## TASK BRIEF
Write out the entries verbatim and leave the images out of the copy.

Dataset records
● ● ●
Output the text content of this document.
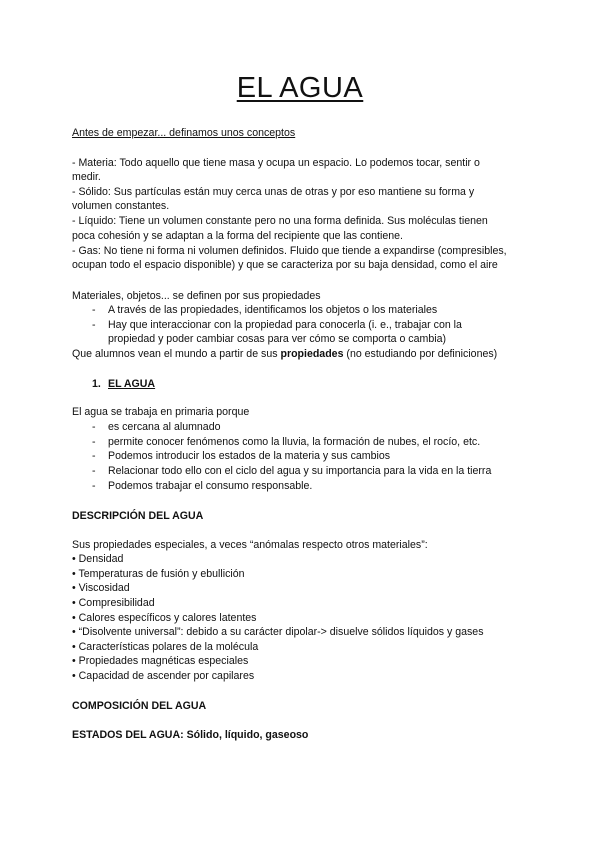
EL AGUA

Antes de empezar... definamos unos conceptos

- Materia: Todo aquello que tiene masa y ocupa un espacio. Lo podemos tocar, sentir o

medir.

- Sólido: Sus partículas están muy cerca unas de otras y por eso mantiene su forma y

volumen constantes.

- Líquido: Tiene un volumen constante pero no una forma definida. Sus moléculas tienen

poca cohesión y se adaptan a la forma del recipiente que las contiene.

- Gas: No tiene ni forma ni volumen definidos. Fluido que tiende a expandirse (compresibles,

ocupan todo el espacio disponible) y que se caracteriza por su baja densidad, como el aire

Materiales, objetos... se definen por sus propiedades

- A través de las propiedades, identificamos los objetos o los materiales
- Hay que interaccionar con la propiedad para conocerla (i. e., trabajar con la
propiedad y poder cambiar cosas para ver cómo se comporta o cambia)

Que alumnos vean el mundo a partir de sus propiedades (no estudiando por definiciones)

1. EL AGUA

El agua se trabaja en primaria porque

- es cercana al alumnado
- permite conocer fenómenos como la lluvia, la formación de nubes, el rocío, etc.
- Podemos introducir los estados de la materia y sus cambios
- Relacionar todo ello con el ciclo del agua y su importancia para la vida en la tierra
- Podemos trabajar el consumo responsable.

DESCRIPCIÓN DEL AGUA

Sus propiedades especiales, a veces “anómalas respecto otros materiales”:

• Densidad

• Temperaturas de fusión y ebullición

• Viscosidad

• Compresibilidad

• Calores específicos y calores latentes

• “Disolvente universal”: debido a su carácter dipolar-> disuelve sólidos líquidos y gases

• Características polares de la molécula

• Propiedades magnéticas especiales

• Capacidad de ascender por capilares

COMPOSICIÓN DEL AGUA

ESTADOS DEL AGUA: Sólido, líquido, gaseoso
● ● ●
## EXERCISE OUTPUT
Output the text content of this document.
EL AGUA

Antes de empezar... definamos unos conceptos

- Materia: Todo aquello que tiene masa y ocupa un espacio. Lo podemos tocar, sentir o

medir.

- Sólido: Sus partículas están muy cerca unas de otras y por eso mantiene su forma y

volumen constantes.

- Líquido: Tiene un volumen constante pero no una forma definida. Sus moléculas tienen

poca cohesión y se adaptan a la forma del recipiente que las contiene.

- Gas: No tiene ni forma ni volumen definidos. Fluido que tiende a expandirse (compresibles,

ocupan todo el espacio disponible) y que se caracteriza por su baja densidad, como el aire

Materiales, objetos... se definen por sus propiedades

- A través de las propiedades, identificamos los objetos o los materiales
- Hay que interaccionar con la propiedad para conocerla (i. e., trabajar con la
propiedad y poder cambiar cosas para ver cómo se comporta o cambia)

Que alumnos vean el mundo a partir de sus propiedades (no estudiando por definiciones)

1. EL AGUA

El agua se trabaja en primaria porque

- es cercana al alumnado
- permite conocer fenómenos como la lluvia, la formación de nubes, el rocío, etc.
- Podemos introducir los estados de la materia y sus cambios
- Relacionar todo ello con el ciclo del agua y su importancia para la vida en la tierra
- Podemos trabajar el consumo responsable.

DESCRIPCIÓN DEL AGUA

Sus propiedades especiales, a veces “anómalas respecto otros materiales”:

• Densidad

• Temperaturas de fusión y ebullición

• Viscosidad

• Compresibilidad

• Calores específicos y calores latentes

• “Disolvente universal”: debido a su carácter dipolar-> disuelve sólidos líquidos y gases

• Características polares de la molécula

• Propiedades magnéticas especiales

• Capacidad de ascender por capilares

COMPOSICIÓN DEL AGUA

ESTADOS DEL AGUA: Sólido, líquido, gaseoso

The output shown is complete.